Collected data
○ ○ ○

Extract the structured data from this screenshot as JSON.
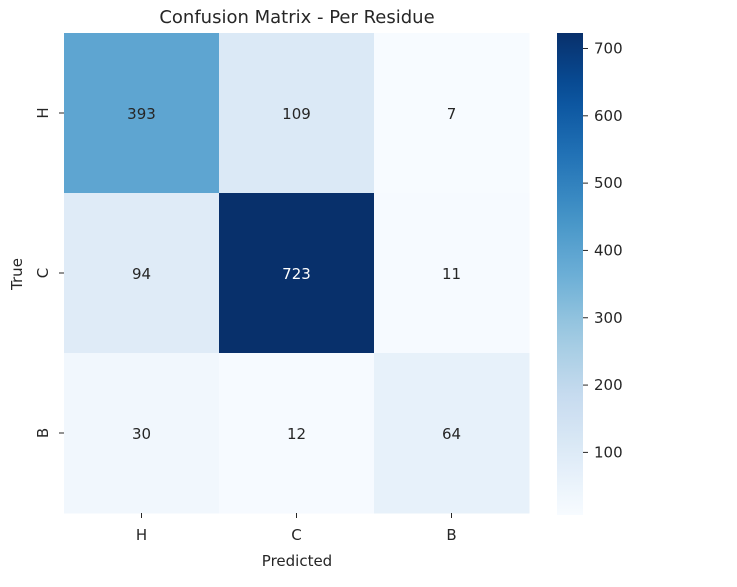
{
  "chart_data": {
    "type": "heatmap",
    "title": "Confusion Matrix - Per Residue",
    "xlabel": "Predicted",
    "ylabel": "True",
    "x_categories": [
      "H",
      "C",
      "B"
    ],
    "y_categories": [
      "H",
      "C",
      "B"
    ],
    "values": [
      [
        393,
        109,
        7
      ],
      [
        94,
        723,
        11
      ],
      [
        30,
        12,
        64
      ]
    ],
    "colormap": "Blues",
    "color_range": [
      7,
      723
    ],
    "colorbar_ticks": [
      100,
      200,
      300,
      400,
      500,
      600,
      700
    ],
    "grid": false,
    "annotations": true
  }
}
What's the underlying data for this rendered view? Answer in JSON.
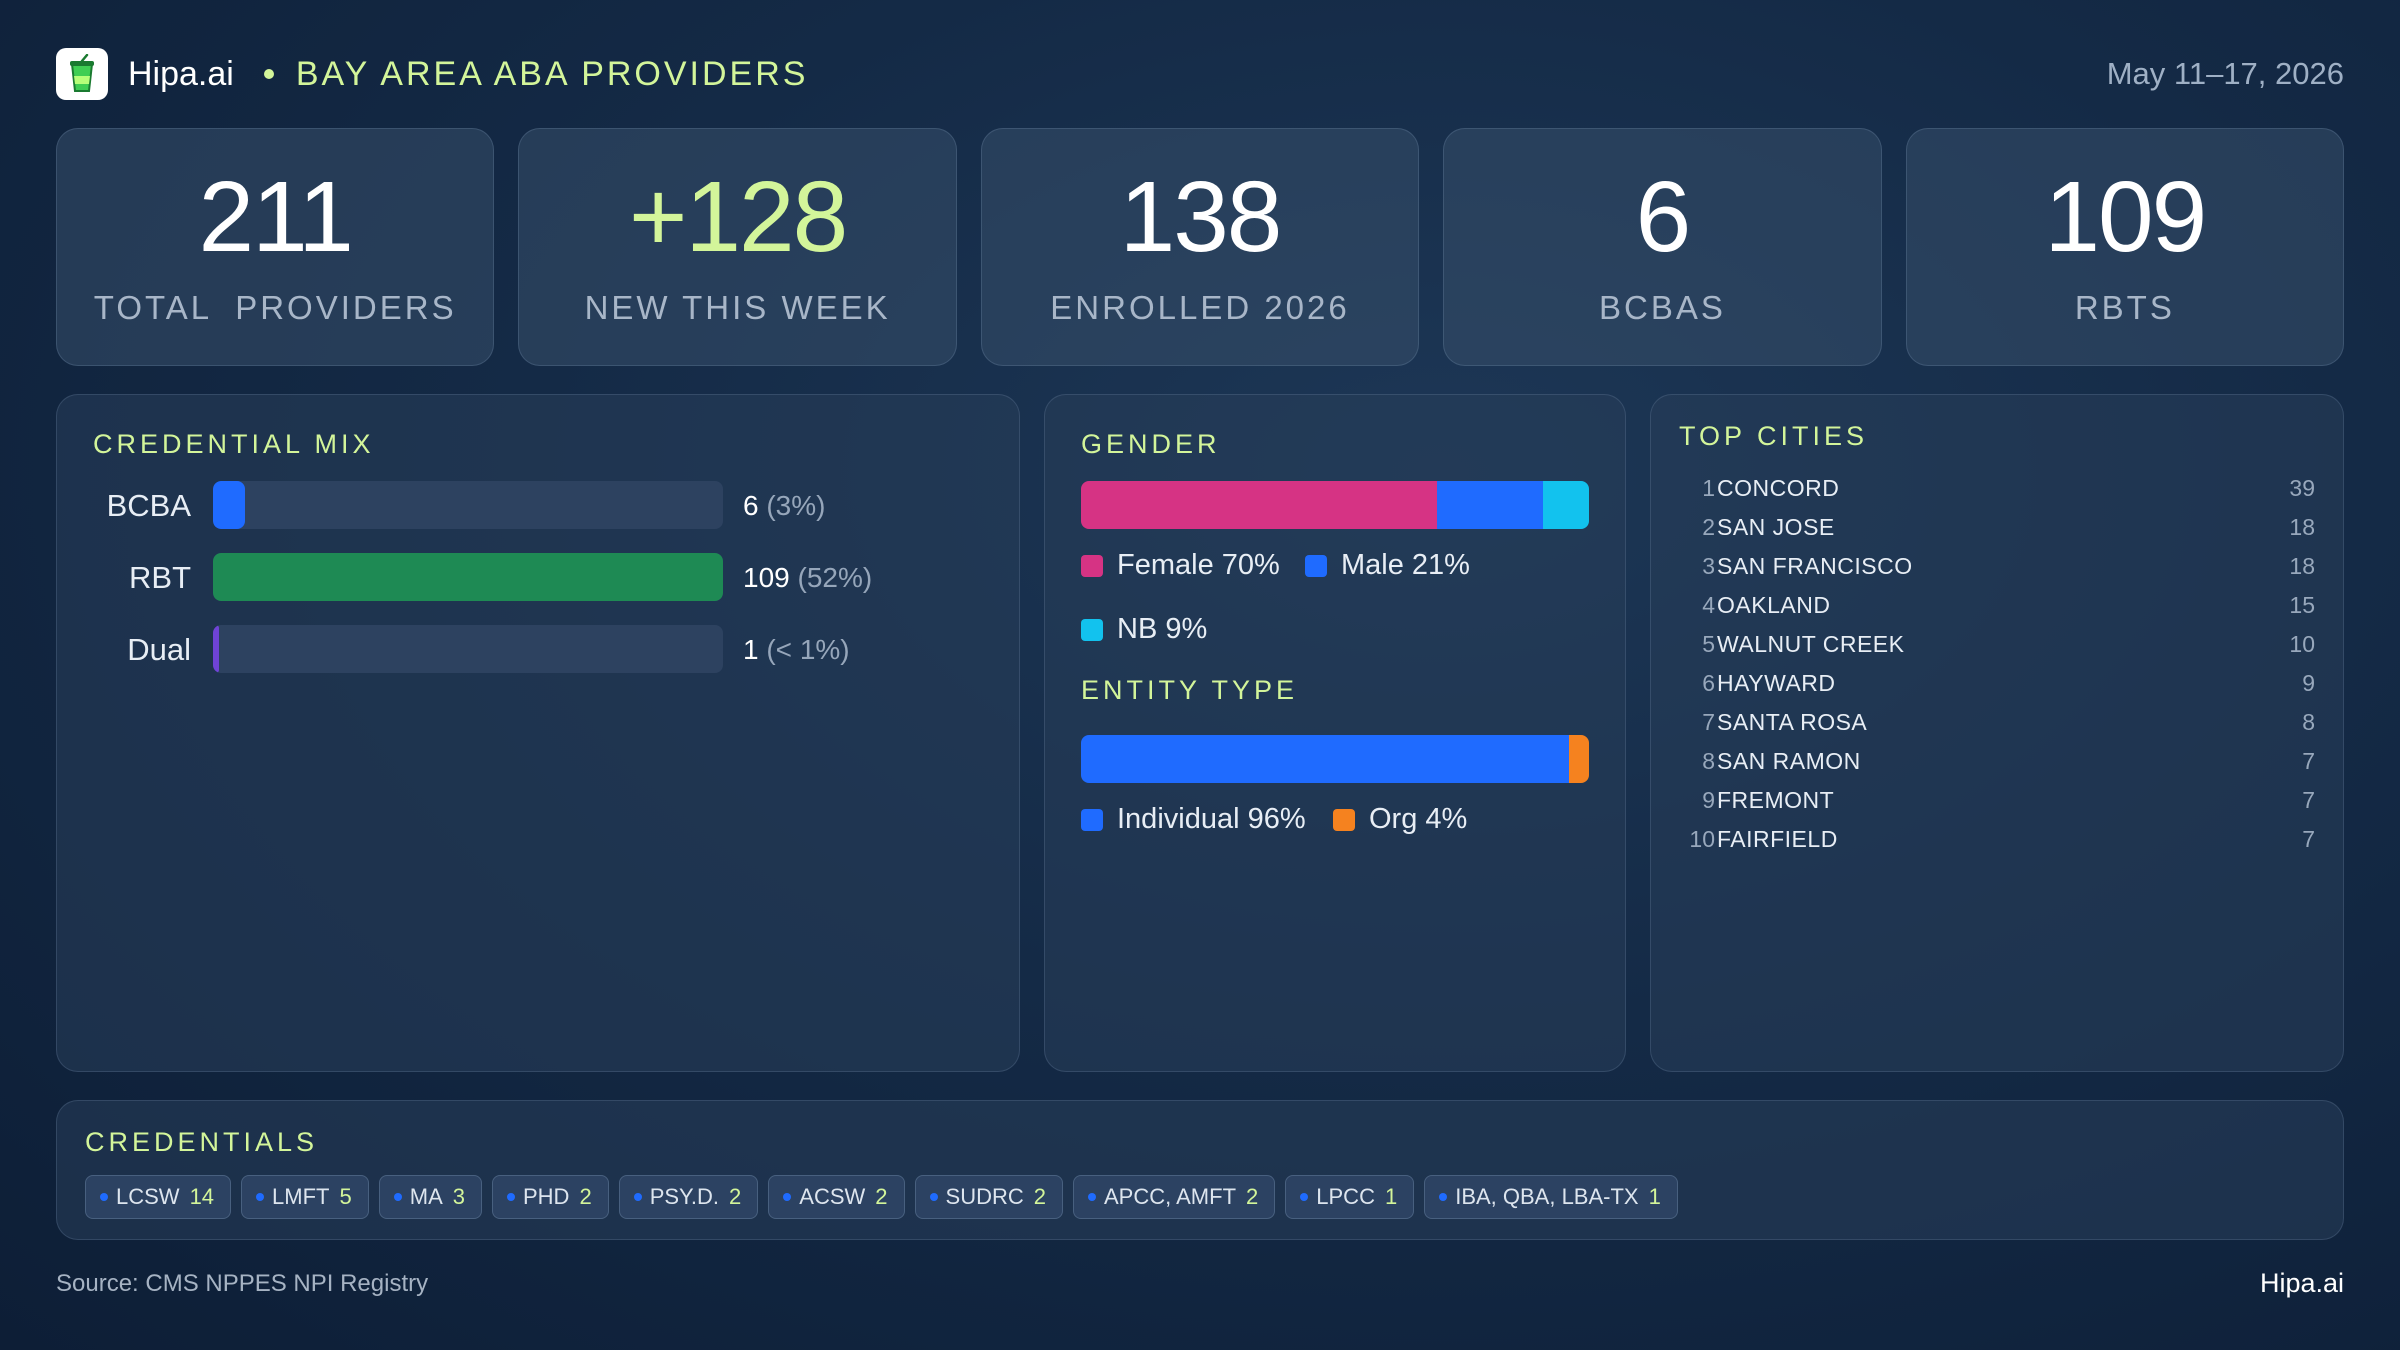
{
  "header": {
    "brand": "Hipa.ai",
    "title": "BAY AREA ABA PROVIDERS",
    "date": "May 11–17, 2026",
    "logo_icon": "cup-icon"
  },
  "stats": [
    {
      "value": "211",
      "label": "TOTAL  PROVIDERS",
      "color": "#ffffff"
    },
    {
      "value": "+128",
      "label": "NEW THIS WEEK",
      "color": "#d3f59a"
    },
    {
      "value": "138",
      "label": "ENROLLED 2026",
      "color": "#ffffff"
    },
    {
      "value": "6",
      "label": "BCBAS",
      "color": "#ffffff"
    },
    {
      "value": "109",
      "label": "RBTS",
      "color": "#ffffff"
    }
  ],
  "credential_mix": {
    "title": "CREDENTIAL MIX"
  },
  "gender": {
    "title": "GENDER"
  },
  "entity_type": {
    "title": "ENTITY TYPE"
  },
  "top_cities": {
    "title": "TOP CITIES",
    "rows": [
      {
        "rank": "1",
        "name": "CONCORD",
        "count": "39"
      },
      {
        "rank": "2",
        "name": "SAN JOSE",
        "count": "18"
      },
      {
        "rank": "3",
        "name": "SAN FRANCISCO",
        "count": "18"
      },
      {
        "rank": "4",
        "name": "OAKLAND",
        "count": "15"
      },
      {
        "rank": "5",
        "name": "WALNUT CREEK",
        "count": "10"
      },
      {
        "rank": "6",
        "name": "HAYWARD",
        "count": "9"
      },
      {
        "rank": "7",
        "name": "SANTA ROSA",
        "count": "8"
      },
      {
        "rank": "8",
        "name": "SAN RAMON",
        "count": "7"
      },
      {
        "rank": "9",
        "name": "FREMONT",
        "count": "7"
      },
      {
        "rank": "10",
        "name": "FAIRFIELD",
        "count": "7"
      }
    ]
  },
  "credentials": {
    "title": "CREDENTIALS",
    "items": [
      {
        "name": "LCSW",
        "count": "14"
      },
      {
        "name": "LMFT",
        "count": "5"
      },
      {
        "name": "MA",
        "count": "3"
      },
      {
        "name": "PHD",
        "count": "2"
      },
      {
        "name": "PSY.D.",
        "count": "2"
      },
      {
        "name": "ACSW",
        "count": "2"
      },
      {
        "name": "SUDRC",
        "count": "2"
      },
      {
        "name": "APCC, AMFT",
        "count": "2"
      },
      {
        "name": "LPCC",
        "count": "1"
      },
      {
        "name": "IBA, QBA, LBA-TX",
        "count": "1"
      }
    ]
  },
  "footer": {
    "source": "Source: CMS NPPES NPI Registry",
    "brand": "Hipa.ai"
  },
  "chart_data": [
    {
      "type": "bar",
      "title": "CREDENTIAL MIX",
      "categories": [
        "BCBA",
        "RBT",
        "Dual"
      ],
      "values": [
        6,
        109,
        1
      ],
      "value_labels": [
        "6",
        "109",
        "1"
      ],
      "pct_labels": [
        "(3%)",
        "(52%)",
        "(< 1%)"
      ],
      "max": 109,
      "colors": [
        "#1f6bff",
        "#1e8a54",
        "#6f43d6"
      ]
    },
    {
      "type": "bar",
      "title": "GENDER",
      "stacked": true,
      "series": [
        {
          "name": "Female",
          "label": "Female 70%",
          "value": 70,
          "color": "#d63384"
        },
        {
          "name": "Male",
          "label": "Male 21%",
          "value": 21,
          "color": "#1f6bff"
        },
        {
          "name": "NB",
          "label": "NB 9%",
          "value": 9,
          "color": "#12c2ee"
        }
      ]
    },
    {
      "type": "bar",
      "title": "ENTITY TYPE",
      "stacked": true,
      "series": [
        {
          "name": "Individual",
          "label": "Individual 96%",
          "value": 96,
          "color": "#1f6bff"
        },
        {
          "name": "Org",
          "label": "Org 4%",
          "value": 4,
          "color": "#f5821f"
        }
      ]
    }
  ]
}
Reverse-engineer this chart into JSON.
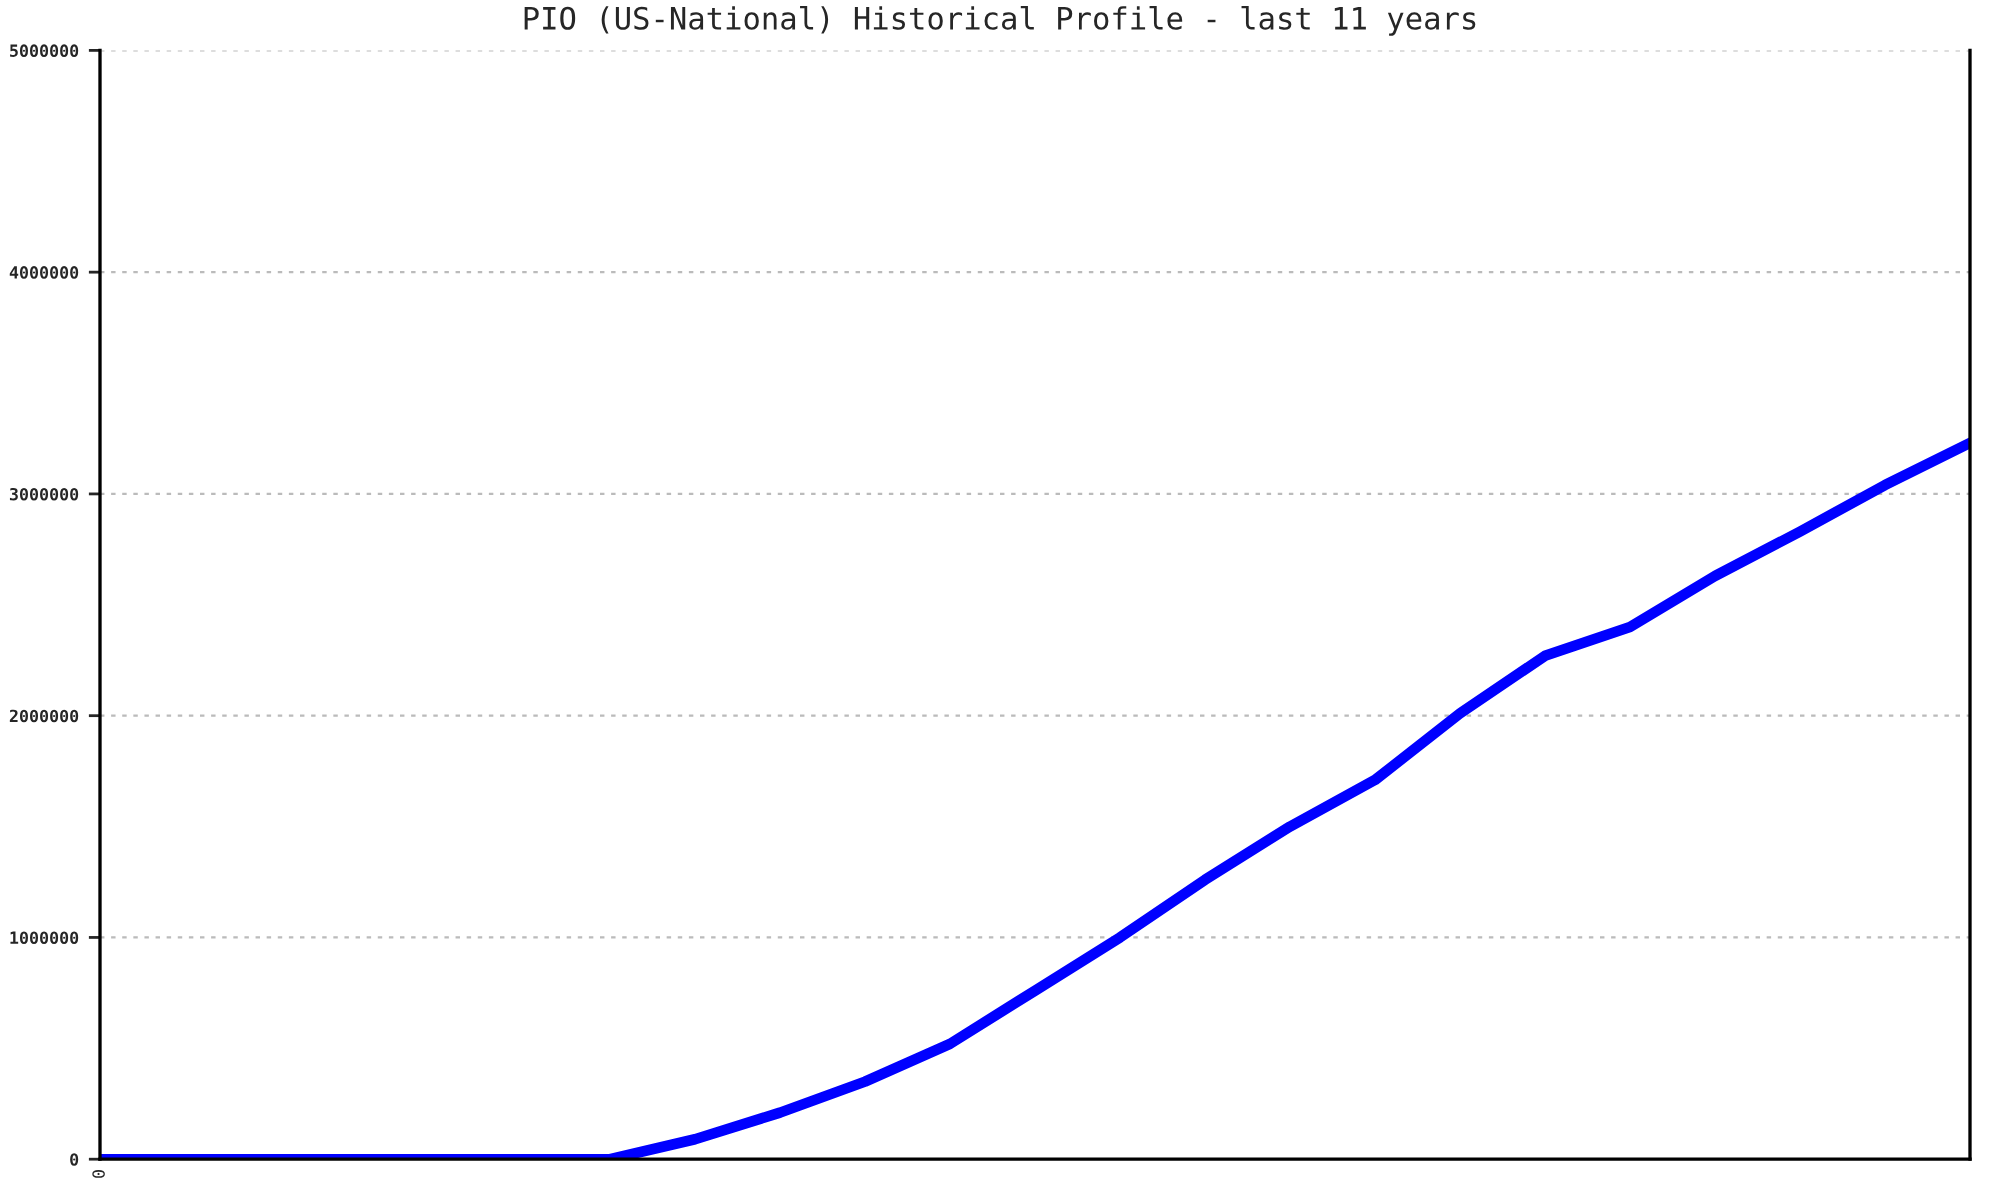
{
  "chart_data": {
    "type": "line",
    "title": "PIO (US-National) Historical Profile - last 11 years",
    "categories": [
      "0",
      null,
      null,
      null,
      null,
      null,
      null,
      null,
      null,
      null,
      null,
      null,
      null,
      null,
      null,
      null,
      null,
      null,
      null,
      null,
      null,
      null,
      null
    ],
    "series": [
      {
        "color": "#0000ff",
        "values": [
          0,
          0,
          0,
          0,
          0,
          0,
          0,
          90000,
          210000,
          350000,
          520000,
          760000,
          1000000,
          1260000,
          1500000,
          1710000,
          2010000,
          2270000,
          2400000,
          2630000,
          2830000,
          3040000,
          3230000
        ]
      }
    ],
    "ylim": [
      0,
      5000000
    ],
    "yticks": [
      0,
      1000000,
      2000000,
      3000000,
      4000000,
      5000000
    ],
    "grid": "y",
    "marker": "none",
    "line_style": "solid"
  }
}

○ ○ ○

What needs to be done: Copy every single line of the material above that holds "Individual".

Final result:
          "name": "Individual",
          "label": "Individual 96%",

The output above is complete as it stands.